SHORT TASK ▸ Take every line from the listing below that includes "Regulating" and copy it.

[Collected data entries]

<<<<

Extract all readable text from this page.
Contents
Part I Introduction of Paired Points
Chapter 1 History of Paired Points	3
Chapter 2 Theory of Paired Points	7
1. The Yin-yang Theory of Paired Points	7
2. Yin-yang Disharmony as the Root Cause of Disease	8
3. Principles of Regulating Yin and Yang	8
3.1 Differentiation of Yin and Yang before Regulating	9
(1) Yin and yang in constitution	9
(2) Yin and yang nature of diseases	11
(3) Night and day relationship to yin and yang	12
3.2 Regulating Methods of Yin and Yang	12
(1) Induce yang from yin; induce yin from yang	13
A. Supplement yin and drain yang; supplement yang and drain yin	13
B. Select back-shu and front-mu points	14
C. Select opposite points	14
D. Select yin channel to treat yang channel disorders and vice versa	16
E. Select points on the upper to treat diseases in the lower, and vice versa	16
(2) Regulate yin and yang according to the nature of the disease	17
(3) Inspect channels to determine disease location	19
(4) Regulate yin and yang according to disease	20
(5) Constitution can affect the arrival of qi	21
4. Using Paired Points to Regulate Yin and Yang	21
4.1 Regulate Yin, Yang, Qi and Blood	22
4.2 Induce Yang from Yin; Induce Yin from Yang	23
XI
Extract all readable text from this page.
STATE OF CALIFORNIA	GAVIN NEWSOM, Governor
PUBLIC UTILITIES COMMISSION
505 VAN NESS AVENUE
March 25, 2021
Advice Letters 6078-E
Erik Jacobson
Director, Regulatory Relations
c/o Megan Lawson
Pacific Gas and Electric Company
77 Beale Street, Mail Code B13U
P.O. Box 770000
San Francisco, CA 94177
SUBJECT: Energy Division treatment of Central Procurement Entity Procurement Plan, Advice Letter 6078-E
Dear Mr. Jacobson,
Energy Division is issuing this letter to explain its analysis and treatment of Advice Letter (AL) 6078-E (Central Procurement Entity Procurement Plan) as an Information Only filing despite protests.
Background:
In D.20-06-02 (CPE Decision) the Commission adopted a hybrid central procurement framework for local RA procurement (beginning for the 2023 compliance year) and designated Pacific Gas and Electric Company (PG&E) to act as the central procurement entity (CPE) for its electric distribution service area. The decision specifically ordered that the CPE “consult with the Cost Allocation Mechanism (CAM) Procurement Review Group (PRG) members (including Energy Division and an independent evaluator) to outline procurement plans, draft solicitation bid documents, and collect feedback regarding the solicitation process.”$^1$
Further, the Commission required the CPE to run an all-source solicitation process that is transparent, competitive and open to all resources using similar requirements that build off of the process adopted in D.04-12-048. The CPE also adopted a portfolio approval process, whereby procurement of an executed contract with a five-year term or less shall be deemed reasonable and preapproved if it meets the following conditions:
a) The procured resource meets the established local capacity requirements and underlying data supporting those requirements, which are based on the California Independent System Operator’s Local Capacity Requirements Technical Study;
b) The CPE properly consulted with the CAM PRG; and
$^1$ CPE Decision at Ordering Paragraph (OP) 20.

>>>>

WRITTEN ANSWER ▸
3. Principles of Regulating Yin and Yang	8
3.1 Differentiation of Yin and Yang before Regulating	9
3.2 Regulating Methods of Yin and Yang	12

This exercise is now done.